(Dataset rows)
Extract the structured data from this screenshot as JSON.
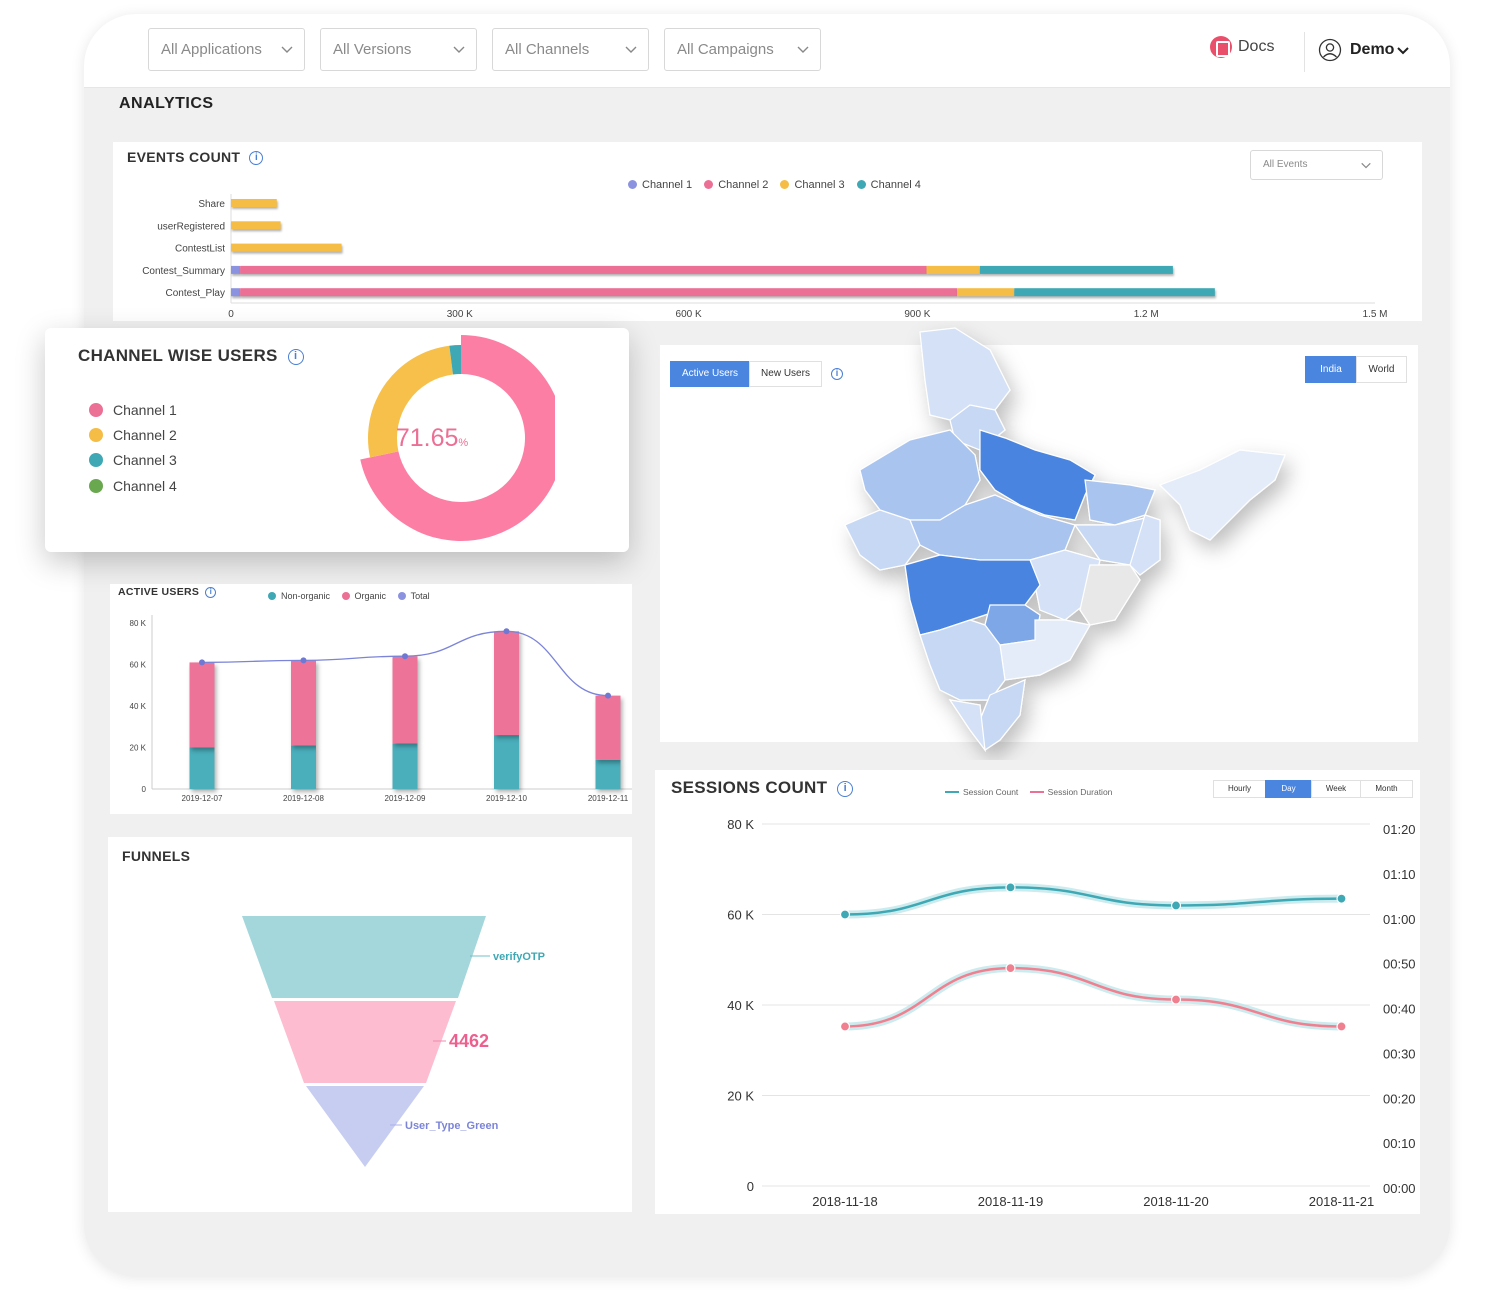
{
  "filters": [
    {
      "label": "All Applications"
    },
    {
      "label": "All Versions"
    },
    {
      "label": "All Channels"
    },
    {
      "label": "All Campaigns"
    }
  ],
  "header": {
    "docs_label": "Docs",
    "user_label": "Demo"
  },
  "page_title": "ANALYTICS",
  "icons": {
    "docs": "docs-icon",
    "user": "user-circle-icon",
    "info": "info-icon",
    "chevron": "chevron-down-icon"
  },
  "colors": {
    "channel1": "#8b93e0",
    "channel2": "#ec6f95",
    "channel3": "#f5bd45",
    "channel4": "#3ea8b4",
    "accent": "#4a85e0"
  },
  "events_count": {
    "title": "EVENTS COUNT",
    "event_select": "All Events",
    "chart_data": {
      "type": "bar",
      "orientation": "horizontal",
      "stacked": true,
      "categories": [
        "Share",
        "userRegistered",
        "ContestList",
        "Contest_Summary",
        "Contest_Play"
      ],
      "series": [
        {
          "name": "Channel 1",
          "values": [
            0,
            0,
            0,
            12000,
            12000
          ]
        },
        {
          "name": "Channel 2",
          "values": [
            0,
            0,
            0,
            900000,
            940000
          ]
        },
        {
          "name": "Channel 3",
          "values": [
            60000,
            65000,
            145000,
            70000,
            75000
          ]
        },
        {
          "name": "Channel 4",
          "values": [
            0,
            0,
            0,
            253000,
            263000
          ]
        }
      ],
      "xticks": [
        "0",
        "300 K",
        "600 K",
        "900 K",
        "1.2 M",
        "1.5 M"
      ],
      "xlim": [
        0,
        1500000
      ],
      "legend": "top-center"
    }
  },
  "channel_wise": {
    "title": "CHANNEL WISE USERS",
    "center_value": "71.65",
    "center_unit": "%",
    "legend": [
      "Channel 1",
      "Channel 2",
      "Channel 3",
      "Channel 4"
    ],
    "chart_data": {
      "type": "pie",
      "donut": true,
      "labels": [
        "Channel 1",
        "Channel 2",
        "Channel 3",
        "Channel 4"
      ],
      "values": [
        71.65,
        26.35,
        2.0,
        0
      ]
    }
  },
  "map": {
    "tabs": [
      "Active Users",
      "New Users"
    ],
    "active_tab": "Active Users",
    "region_tabs": [
      "India",
      "World"
    ],
    "active_region": "India"
  },
  "active_users": {
    "title": "ACTIVE USERS",
    "chart_data": {
      "type": "bar",
      "stacked": true,
      "categories": [
        "2019-12-07",
        "2019-12-08",
        "2019-12-09",
        "2019-12-10",
        "2019-12-11"
      ],
      "series": [
        {
          "name": "Non-organic",
          "values": [
            20000,
            21000,
            22000,
            26000,
            14000
          ]
        },
        {
          "name": "Organic",
          "values": [
            41000,
            41000,
            42000,
            50000,
            31000
          ]
        },
        {
          "name": "Total",
          "type": "line",
          "values": [
            61000,
            62000,
            64000,
            76000,
            45000
          ]
        }
      ],
      "yticks": [
        "80 K",
        "60 K",
        "40 K",
        "20 K",
        "0"
      ],
      "ylim": [
        0,
        80000
      ],
      "legend": "top-center"
    }
  },
  "funnels": {
    "title": "FUNNELS",
    "chart_data": {
      "type": "funnel",
      "stages": [
        {
          "label": "verifyOTP"
        },
        {
          "label": "4462"
        },
        {
          "label": "User_Type_Green"
        }
      ]
    }
  },
  "sessions": {
    "title": "SESSIONS COUNT",
    "granularity": [
      "Hourly",
      "Day",
      "Week",
      "Month"
    ],
    "active_granularity": "Day",
    "chart_data": {
      "type": "line",
      "x": [
        "2018-11-18",
        "2018-11-19",
        "2018-11-20",
        "2018-11-21"
      ],
      "series": [
        {
          "name": "Session Count",
          "axis": "left",
          "values": [
            60000,
            66000,
            62000,
            63500
          ]
        },
        {
          "name": "Session Duration",
          "axis": "right",
          "values": [
            "00:36",
            "00:49",
            "00:42",
            "00:36"
          ]
        }
      ],
      "yticks_left": [
        "80 K",
        "60 K",
        "40 K",
        "20 K",
        "0"
      ],
      "yticks_right": [
        "01:20",
        "01:10",
        "01:00",
        "00:50",
        "00:40",
        "00:30",
        "00:20",
        "00:10",
        "00:00"
      ],
      "ylim_left": [
        0,
        80000
      ],
      "legend": "top-center"
    }
  }
}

WHAT YOU WILL DO:
Exact duplication of all the records is required; pictures are omitted from the copy.

SOLUTION BELOW:
Extract the structured data from this screenshot as JSON.
{
  "filters": [
    {
      "label": "All Applications"
    },
    {
      "label": "All Versions"
    },
    {
      "label": "All Channels"
    },
    {
      "label": "All Campaigns"
    }
  ],
  "header": {
    "docs_label": "Docs",
    "user_label": "Demo"
  },
  "page_title": "ANALYTICS",
  "icons": {
    "docs": "docs-icon",
    "user": "user-circle-icon",
    "info": "info-icon",
    "chevron": "chevron-down-icon"
  },
  "colors": {
    "channel1": "#8b93e0",
    "channel2": "#ec6f95",
    "channel3": "#f5bd45",
    "channel4": "#3ea8b4",
    "accent": "#4a85e0"
  },
  "events_count": {
    "title": "EVENTS COUNT",
    "event_select": "All Events",
    "chart_data": {
      "type": "bar",
      "orientation": "horizontal",
      "stacked": true,
      "categories": [
        "Share",
        "userRegistered",
        "ContestList",
        "Contest_Summary",
        "Contest_Play"
      ],
      "series": [
        {
          "name": "Channel 1",
          "values": [
            0,
            0,
            0,
            12000,
            12000
          ]
        },
        {
          "name": "Channel 2",
          "values": [
            0,
            0,
            0,
            900000,
            940000
          ]
        },
        {
          "name": "Channel 3",
          "values": [
            60000,
            65000,
            145000,
            70000,
            75000
          ]
        },
        {
          "name": "Channel 4",
          "values": [
            0,
            0,
            0,
            253000,
            263000
          ]
        }
      ],
      "xticks": [
        "0",
        "300 K",
        "600 K",
        "900 K",
        "1.2 M",
        "1.5 M"
      ],
      "xlim": [
        0,
        1500000
      ],
      "legend": "top-center"
    }
  },
  "channel_wise": {
    "title": "CHANNEL WISE USERS",
    "center_value": "71.65",
    "center_unit": "%",
    "legend": [
      "Channel 1",
      "Channel 2",
      "Channel 3",
      "Channel 4"
    ],
    "chart_data": {
      "type": "pie",
      "donut": true,
      "labels": [
        "Channel 1",
        "Channel 2",
        "Channel 3",
        "Channel 4"
      ],
      "values": [
        71.65,
        26.35,
        2.0,
        0
      ]
    }
  },
  "map": {
    "tabs": [
      "Active Users",
      "New Users"
    ],
    "active_tab": "Active Users",
    "region_tabs": [
      "India",
      "World"
    ],
    "active_region": "India"
  },
  "active_users": {
    "title": "ACTIVE USERS",
    "chart_data": {
      "type": "bar",
      "stacked": true,
      "categories": [
        "2019-12-07",
        "2019-12-08",
        "2019-12-09",
        "2019-12-10",
        "2019-12-11"
      ],
      "series": [
        {
          "name": "Non-organic",
          "values": [
            20000,
            21000,
            22000,
            26000,
            14000
          ]
        },
        {
          "name": "Organic",
          "values": [
            41000,
            41000,
            42000,
            50000,
            31000
          ]
        },
        {
          "name": "Total",
          "type": "line",
          "values": [
            61000,
            62000,
            64000,
            76000,
            45000
          ]
        }
      ],
      "yticks": [
        "80 K",
        "60 K",
        "40 K",
        "20 K",
        "0"
      ],
      "ylim": [
        0,
        80000
      ],
      "legend": "top-center"
    }
  },
  "funnels": {
    "title": "FUNNELS",
    "chart_data": {
      "type": "funnel",
      "stages": [
        {
          "label": "verifyOTP"
        },
        {
          "label": "4462"
        },
        {
          "label": "User_Type_Green"
        }
      ]
    }
  },
  "sessions": {
    "title": "SESSIONS COUNT",
    "granularity": [
      "Hourly",
      "Day",
      "Week",
      "Month"
    ],
    "active_granularity": "Day",
    "chart_data": {
      "type": "line",
      "x": [
        "2018-11-18",
        "2018-11-19",
        "2018-11-20",
        "2018-11-21"
      ],
      "series": [
        {
          "name": "Session Count",
          "axis": "left",
          "values": [
            60000,
            66000,
            62000,
            63500
          ]
        },
        {
          "name": "Session Duration",
          "axis": "right",
          "values": [
            "00:36",
            "00:49",
            "00:42",
            "00:36"
          ]
        }
      ],
      "yticks_left": [
        "80 K",
        "60 K",
        "40 K",
        "20 K",
        "0"
      ],
      "yticks_right": [
        "01:20",
        "01:10",
        "01:00",
        "00:50",
        "00:40",
        "00:30",
        "00:20",
        "00:10",
        "00:00"
      ],
      "ylim_left": [
        0,
        80000
      ],
      "legend": "top-center"
    }
  }
}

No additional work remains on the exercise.